An ironworks or iron works is an industrial plant where iron is smelted and where heavy iron and steel products are made. The term is both singular and plural, i.e. the singular of ironworks is ironworks.

Ironworks succeeded bloomeries when blast furnaces replaced former methods. An integrated ironworks in the 19th century usually included one or more blast furnaces and a number of puddling furnaces or a foundry with or without other kinds of ironworks. After the invention of the Bessemer process, converters became widespread, and the appellation steelworks replaced ironworks.

The processes carried at ironworks are usually described as ferrous metallurgy, but the term siderurgy is also occasionally used.  This is derived from the Greek words sideros - iron and  ergon or ergos - work.  This is an unusual term in English, and it is best regarded as an anglicisation of a term used in French, Spanish, and other Romance languages.

Historically, it is common that a community was built around the ironworks where the people living there was dependent on the ironworks to provide jobs and housing.  As the ironworks closed down (or was industrialised) these villages quite often went into decline and experienced negative economic growth.

Varieties of ironworks

Primary ironmaking

Ironworks is used as an omnibus term covering works undertaking one or more iron-producing processes. Such processes or species of ironworks where they were undertaken include the following:

Blast furnaces — which made pig iron (or sometimes finished cast iron goods) from iron ore; 
Bloomeries — where bar iron was produced from iron ore by direct reduction;
 Electrolytic smelting — Employs a chromium/iron anode that can survive a  to produce decarbonized iron and 2/3 of a ton of industrial-quality oxygen per ton of iron. A thin film of metal oxide forms on the anode in the intense heat. The oxide forms a protective layer that prevents excess consumption of the base metal.
Finery forges — which fined pig iron to produce bar iron, using charcoal as fuel in a finery (hearth) and coal or charcoal in a chafery (hearth);
Foundries — where pig iron was remelted in an air furnace or in a foundry cupola to produce cast iron goods;
Potting and stamping forges with melting fineries using the first process in which bar iron was made from pig iron with mineral coal or coke, without the use of charcoal; 
Puddling furnaces — a later process for the same purpose, again with coke as fuel.  It was usually necessary for there to be a preliminary refining process in a coke refinery (also called running out furnace).  After puddling, the puddled ball needed shingling and then to be drawn out into bar iron in a rolling mill.

Modern steelmaking

From the 1850s, pig iron might be partly decarburised to produce mild steel using one of the following:

 The Bessemer process in a Bessemer converter, improved by the Gilchrist–Thomas process;
 The Siemens-Martin process in an Open hearth furnace;
 Electric arc furnace, introduced in 1907;
 Basic oxygen steelmaking, introduced in 1952.

◆ ◆ ◆ ◆ ◆ ◆ ◆

- OBJECTIVE A:
In the records, switch every "previous-value" to "prior-value" from the line with "What elements are" to the line with "Localize each UI", and write those lines out again with nothing else altered.

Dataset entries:
◆ ◆ ◆ ◆ ◆ ◆ ◆

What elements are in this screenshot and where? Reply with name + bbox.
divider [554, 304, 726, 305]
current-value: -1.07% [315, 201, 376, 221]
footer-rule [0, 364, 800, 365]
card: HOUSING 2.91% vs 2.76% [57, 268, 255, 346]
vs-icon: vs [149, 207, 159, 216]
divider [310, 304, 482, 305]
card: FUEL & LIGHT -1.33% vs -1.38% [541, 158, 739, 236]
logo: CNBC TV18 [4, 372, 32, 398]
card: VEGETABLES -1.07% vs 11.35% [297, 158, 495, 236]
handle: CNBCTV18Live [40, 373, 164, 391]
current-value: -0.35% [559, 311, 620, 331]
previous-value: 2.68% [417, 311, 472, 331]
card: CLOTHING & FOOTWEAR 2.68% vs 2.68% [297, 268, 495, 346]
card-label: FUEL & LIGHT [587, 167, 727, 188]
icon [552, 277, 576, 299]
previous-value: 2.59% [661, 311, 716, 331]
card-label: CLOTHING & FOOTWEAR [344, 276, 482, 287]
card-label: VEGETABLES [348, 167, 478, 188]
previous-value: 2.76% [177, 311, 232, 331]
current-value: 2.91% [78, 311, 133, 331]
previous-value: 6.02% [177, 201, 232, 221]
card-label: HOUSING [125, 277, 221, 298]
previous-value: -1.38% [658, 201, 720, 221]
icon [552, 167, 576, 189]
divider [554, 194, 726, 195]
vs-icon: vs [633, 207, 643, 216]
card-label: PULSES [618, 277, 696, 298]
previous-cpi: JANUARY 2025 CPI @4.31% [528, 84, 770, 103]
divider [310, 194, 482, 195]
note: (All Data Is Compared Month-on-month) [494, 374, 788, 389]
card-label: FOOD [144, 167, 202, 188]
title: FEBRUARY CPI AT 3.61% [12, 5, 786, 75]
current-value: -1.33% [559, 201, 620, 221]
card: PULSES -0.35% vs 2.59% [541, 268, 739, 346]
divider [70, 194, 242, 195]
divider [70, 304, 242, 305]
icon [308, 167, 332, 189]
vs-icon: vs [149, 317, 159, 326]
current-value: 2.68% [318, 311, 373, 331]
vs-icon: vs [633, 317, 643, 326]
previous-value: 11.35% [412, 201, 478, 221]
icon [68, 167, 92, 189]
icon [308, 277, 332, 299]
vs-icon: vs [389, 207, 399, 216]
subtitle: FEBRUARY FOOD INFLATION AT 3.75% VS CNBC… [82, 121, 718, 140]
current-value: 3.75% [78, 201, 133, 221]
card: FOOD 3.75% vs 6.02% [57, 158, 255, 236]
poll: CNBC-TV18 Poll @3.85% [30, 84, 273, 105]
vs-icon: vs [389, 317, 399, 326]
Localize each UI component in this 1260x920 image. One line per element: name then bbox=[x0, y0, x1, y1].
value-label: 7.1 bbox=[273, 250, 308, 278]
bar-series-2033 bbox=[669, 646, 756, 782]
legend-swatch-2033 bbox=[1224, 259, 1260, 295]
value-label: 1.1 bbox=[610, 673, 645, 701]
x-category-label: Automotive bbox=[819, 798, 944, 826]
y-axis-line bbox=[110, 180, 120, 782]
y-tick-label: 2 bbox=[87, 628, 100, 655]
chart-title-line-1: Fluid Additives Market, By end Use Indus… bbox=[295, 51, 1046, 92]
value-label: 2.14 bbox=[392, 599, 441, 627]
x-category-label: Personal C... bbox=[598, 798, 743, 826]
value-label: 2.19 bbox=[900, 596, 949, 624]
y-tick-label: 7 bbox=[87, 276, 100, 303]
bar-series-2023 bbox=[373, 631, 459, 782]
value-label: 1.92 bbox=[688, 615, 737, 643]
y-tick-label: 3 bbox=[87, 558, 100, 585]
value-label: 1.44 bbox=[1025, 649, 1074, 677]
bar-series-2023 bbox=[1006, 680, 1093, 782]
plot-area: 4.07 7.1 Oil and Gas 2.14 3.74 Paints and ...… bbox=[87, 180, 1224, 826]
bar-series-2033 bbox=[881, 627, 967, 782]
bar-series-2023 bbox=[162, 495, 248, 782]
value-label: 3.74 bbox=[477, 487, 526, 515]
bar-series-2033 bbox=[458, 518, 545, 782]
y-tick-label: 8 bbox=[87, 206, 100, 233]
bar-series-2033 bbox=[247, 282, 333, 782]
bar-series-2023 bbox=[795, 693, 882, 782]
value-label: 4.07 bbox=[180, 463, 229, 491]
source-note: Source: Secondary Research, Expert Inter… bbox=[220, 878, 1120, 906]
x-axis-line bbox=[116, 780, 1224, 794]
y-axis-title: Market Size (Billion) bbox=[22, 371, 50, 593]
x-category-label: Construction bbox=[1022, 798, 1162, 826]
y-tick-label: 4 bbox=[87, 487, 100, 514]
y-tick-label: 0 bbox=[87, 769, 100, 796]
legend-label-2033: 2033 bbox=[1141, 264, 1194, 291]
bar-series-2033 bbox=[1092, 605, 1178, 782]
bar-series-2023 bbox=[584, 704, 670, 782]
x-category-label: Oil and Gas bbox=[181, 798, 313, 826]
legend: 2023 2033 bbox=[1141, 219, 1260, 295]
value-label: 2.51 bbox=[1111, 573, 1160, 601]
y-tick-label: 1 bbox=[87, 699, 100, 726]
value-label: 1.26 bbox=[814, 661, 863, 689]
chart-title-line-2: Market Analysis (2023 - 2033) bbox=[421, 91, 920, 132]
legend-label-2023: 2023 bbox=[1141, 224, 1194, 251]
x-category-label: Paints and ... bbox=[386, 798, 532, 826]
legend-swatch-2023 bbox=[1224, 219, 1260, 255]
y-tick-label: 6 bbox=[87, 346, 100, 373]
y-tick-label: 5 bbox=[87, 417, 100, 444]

◆ ◆ ◆ ◆ ◆ ◆ ◆

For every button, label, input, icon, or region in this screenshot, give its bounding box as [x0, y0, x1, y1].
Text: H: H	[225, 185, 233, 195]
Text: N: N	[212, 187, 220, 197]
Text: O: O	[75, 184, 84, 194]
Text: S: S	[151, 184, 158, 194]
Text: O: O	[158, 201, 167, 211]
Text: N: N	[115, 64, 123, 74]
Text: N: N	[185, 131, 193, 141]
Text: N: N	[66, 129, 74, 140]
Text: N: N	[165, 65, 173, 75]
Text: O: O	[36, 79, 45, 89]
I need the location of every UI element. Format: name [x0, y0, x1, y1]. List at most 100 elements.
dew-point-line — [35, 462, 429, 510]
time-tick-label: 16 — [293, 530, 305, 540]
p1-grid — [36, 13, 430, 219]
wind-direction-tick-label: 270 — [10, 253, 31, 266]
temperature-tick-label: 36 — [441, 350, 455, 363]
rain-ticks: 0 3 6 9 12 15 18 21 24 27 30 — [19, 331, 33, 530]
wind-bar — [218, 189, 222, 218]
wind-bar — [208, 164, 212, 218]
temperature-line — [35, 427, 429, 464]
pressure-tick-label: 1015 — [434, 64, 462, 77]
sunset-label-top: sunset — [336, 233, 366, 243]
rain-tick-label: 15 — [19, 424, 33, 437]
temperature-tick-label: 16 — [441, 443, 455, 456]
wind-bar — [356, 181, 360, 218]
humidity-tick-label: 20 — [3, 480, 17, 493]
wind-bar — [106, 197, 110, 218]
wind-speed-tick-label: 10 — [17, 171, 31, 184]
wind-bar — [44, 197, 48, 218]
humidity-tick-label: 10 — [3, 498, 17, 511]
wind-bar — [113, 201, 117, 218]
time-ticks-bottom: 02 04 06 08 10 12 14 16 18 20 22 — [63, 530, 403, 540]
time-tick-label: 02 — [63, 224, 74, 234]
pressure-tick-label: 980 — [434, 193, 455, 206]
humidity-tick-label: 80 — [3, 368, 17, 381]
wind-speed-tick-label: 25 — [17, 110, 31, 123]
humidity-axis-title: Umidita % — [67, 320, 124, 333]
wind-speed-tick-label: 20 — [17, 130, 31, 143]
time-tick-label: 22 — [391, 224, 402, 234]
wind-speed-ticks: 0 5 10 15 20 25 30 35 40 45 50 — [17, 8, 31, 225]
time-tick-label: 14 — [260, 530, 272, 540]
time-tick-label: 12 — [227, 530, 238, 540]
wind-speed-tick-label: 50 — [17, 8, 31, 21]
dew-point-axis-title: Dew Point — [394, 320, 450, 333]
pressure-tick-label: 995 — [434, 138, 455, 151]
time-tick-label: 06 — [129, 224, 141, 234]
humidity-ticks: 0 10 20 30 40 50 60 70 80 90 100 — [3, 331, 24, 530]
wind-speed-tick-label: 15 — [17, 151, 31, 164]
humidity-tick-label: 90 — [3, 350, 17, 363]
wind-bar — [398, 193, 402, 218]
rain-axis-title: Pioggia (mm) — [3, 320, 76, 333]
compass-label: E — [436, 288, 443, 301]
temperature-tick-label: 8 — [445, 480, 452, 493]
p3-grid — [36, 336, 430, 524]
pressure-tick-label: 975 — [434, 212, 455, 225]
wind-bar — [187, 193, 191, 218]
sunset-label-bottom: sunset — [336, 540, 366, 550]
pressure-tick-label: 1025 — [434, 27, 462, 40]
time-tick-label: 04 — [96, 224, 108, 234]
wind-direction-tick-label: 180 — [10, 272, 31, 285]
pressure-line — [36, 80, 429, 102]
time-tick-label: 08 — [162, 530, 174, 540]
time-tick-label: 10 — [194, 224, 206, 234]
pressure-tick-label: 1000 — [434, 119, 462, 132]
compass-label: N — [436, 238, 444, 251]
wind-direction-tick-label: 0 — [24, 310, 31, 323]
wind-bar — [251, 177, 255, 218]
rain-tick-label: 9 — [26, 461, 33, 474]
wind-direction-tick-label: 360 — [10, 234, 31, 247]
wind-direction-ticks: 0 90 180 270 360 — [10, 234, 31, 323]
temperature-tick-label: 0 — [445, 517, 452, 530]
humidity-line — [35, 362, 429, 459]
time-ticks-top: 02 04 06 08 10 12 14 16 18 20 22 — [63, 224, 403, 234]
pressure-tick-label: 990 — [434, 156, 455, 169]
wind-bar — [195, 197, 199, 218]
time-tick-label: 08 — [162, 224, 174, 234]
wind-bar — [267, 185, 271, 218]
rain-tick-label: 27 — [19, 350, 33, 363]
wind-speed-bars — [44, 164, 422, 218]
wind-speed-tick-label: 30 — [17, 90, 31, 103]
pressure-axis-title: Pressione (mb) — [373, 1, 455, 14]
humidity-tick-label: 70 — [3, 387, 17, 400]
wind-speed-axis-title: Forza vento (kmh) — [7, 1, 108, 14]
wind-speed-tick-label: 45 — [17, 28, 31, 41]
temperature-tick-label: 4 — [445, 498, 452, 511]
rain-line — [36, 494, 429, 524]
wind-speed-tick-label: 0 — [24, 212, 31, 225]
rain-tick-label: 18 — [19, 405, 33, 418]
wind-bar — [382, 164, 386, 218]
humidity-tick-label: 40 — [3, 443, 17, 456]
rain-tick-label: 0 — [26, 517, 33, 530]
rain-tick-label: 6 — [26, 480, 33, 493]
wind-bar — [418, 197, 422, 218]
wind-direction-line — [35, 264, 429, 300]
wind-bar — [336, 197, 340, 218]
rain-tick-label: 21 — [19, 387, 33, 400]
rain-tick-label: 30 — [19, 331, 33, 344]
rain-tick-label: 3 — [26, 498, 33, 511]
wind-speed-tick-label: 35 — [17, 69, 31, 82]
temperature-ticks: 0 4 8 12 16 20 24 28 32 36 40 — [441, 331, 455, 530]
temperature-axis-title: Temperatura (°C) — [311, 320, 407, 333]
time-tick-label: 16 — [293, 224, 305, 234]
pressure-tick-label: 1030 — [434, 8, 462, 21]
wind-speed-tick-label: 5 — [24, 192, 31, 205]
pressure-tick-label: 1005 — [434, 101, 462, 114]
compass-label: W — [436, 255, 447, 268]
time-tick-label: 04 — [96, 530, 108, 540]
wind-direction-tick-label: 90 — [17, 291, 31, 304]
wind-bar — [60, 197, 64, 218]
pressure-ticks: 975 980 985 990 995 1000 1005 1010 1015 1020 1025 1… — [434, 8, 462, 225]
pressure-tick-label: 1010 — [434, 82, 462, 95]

◆ ◆ ◆ ◆ ◆ ◆ ◆

- OBJECTIVE B:
Answer these questions from the text on ironworks:
(i) In what year was the electric arc furnace introduced?
(ii) After the invention of the Bessemer process, which appellation replaced "ironworks"?
(iii) Which Greek word for iron does the term siderurgy come from?

- COMPLETE OUTPUT A:
What elements are in this screenshot and where? Reply with name + bbox.
divider [554, 304, 726, 305]
current-value: -1.07% [315, 201, 376, 221]
footer-rule [0, 364, 800, 365]
card: HOUSING 2.91% vs 2.76% [57, 268, 255, 346]
vs-icon: vs [149, 207, 159, 216]
divider [310, 304, 482, 305]
card: FUEL & LIGHT -1.33% vs -1.38% [541, 158, 739, 236]
logo: CNBC TV18 [4, 372, 32, 398]
card: VEGETABLES -1.07% vs 11.35% [297, 158, 495, 236]
handle: CNBCTV18Live [40, 373, 164, 391]
current-value: -0.35% [559, 311, 620, 331]
prior-value: 2.68% [417, 311, 472, 331]
card: CLOTHING & FOOTWEAR 2.68% vs 2.68% [297, 268, 495, 346]
card-label: FUEL & LIGHT [587, 167, 727, 188]
icon [552, 277, 576, 299]
prior-value: 2.59% [661, 311, 716, 331]
card-label: CLOTHING & FOOTWEAR [344, 276, 482, 287]
card-label: VEGETABLES [348, 167, 478, 188]
prior-value: 2.76% [177, 311, 232, 331]
current-value: 2.91% [78, 311, 133, 331]
prior-value: 6.02% [177, 201, 232, 221]
card-label: HOUSING [125, 277, 221, 298]
prior-value: -1.38% [658, 201, 720, 221]
icon [552, 167, 576, 189]
divider [554, 194, 726, 195]
vs-icon: vs [633, 207, 643, 216]
card-label: PULSES [618, 277, 696, 298]
previous-cpi: JANUARY 2025 CPI @4.31% [528, 84, 770, 103]
divider [310, 194, 482, 195]
note: (All Data Is Compared Month-on-month) [494, 374, 788, 389]
card-label: FOOD [144, 167, 202, 188]
title: FEBRUARY CPI AT 3.61% [12, 5, 786, 75]
current-value: -1.33% [559, 201, 620, 221]
card: PULSES -0.35% vs 2.59% [541, 268, 739, 346]
divider [70, 194, 242, 195]
divider [70, 304, 242, 305]
icon [308, 167, 332, 189]
vs-icon: vs [149, 317, 159, 326]
current-value: 2.68% [318, 311, 373, 331]
vs-icon: vs [633, 317, 643, 326]
prior-value: 11.35% [412, 201, 478, 221]
icon [68, 167, 92, 189]
icon [308, 277, 332, 299]
vs-icon: vs [389, 207, 399, 216]
subtitle: FEBRUARY FOOD INFLATION AT 3.75% VS CNBC… [82, 121, 718, 140]
current-value: 3.75% [78, 201, 133, 221]
card: FOOD 3.75% vs 6.02% [57, 158, 255, 236]
poll: CNBC-TV18 Poll @3.85% [30, 84, 273, 105]
vs-icon: vs [389, 317, 399, 326]
Localize each UI component in this 1260x920 image. One line per element: name then bbox=[x0, y0, x1, y1].

- COMPLETE OUTPUT B:
(i) 1907
(ii) Steelworks
(iii) Sideros